## Begin

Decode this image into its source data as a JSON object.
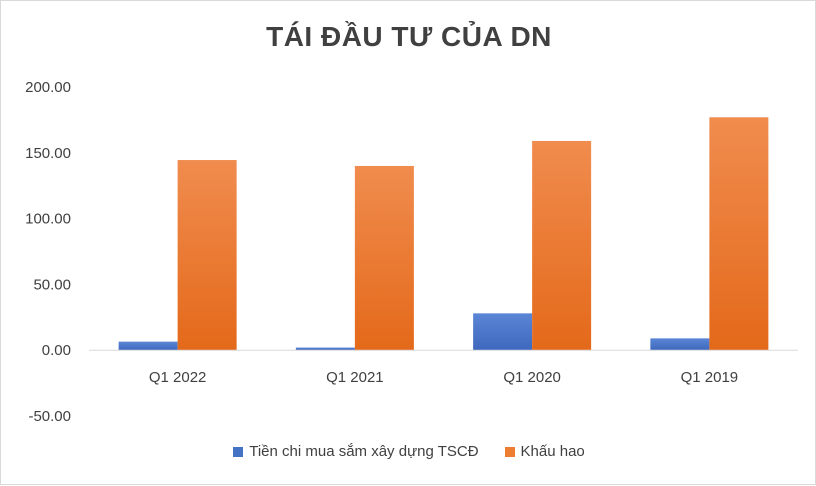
{
  "chart_data": {
    "type": "bar",
    "title": "TÁI ĐẦU TƯ CỦA DN",
    "categories": [
      "Q1 2022",
      "Q1 2021",
      "Q1 2020",
      "Q1 2019"
    ],
    "series": [
      {
        "name": "Tiền chi mua sắm xây dựng TSCĐ",
        "values": [
          6.5,
          2.0,
          28.0,
          9.0
        ],
        "color": "#4472c4"
      },
      {
        "name": "Khấu hao",
        "values": [
          144.5,
          140.0,
          159.0,
          177.0
        ],
        "color": "#ed7d31"
      }
    ],
    "ylim": [
      -50,
      200
    ],
    "yticks": [
      "200.00",
      "150.00",
      "100.00",
      "50.00",
      "0.00",
      "-50.00"
    ],
    "ytick_values": [
      200,
      150,
      100,
      50,
      0,
      -50
    ],
    "grid": false,
    "legend_position": "bottom"
  }
}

## End

▶ What you will do:
Show every line in the records above that contains the word "name".

▶ Solution to this task:
        "name": "Tiền chi mua sắm xây dựng TSCĐ",
        "name": "Khấu hao",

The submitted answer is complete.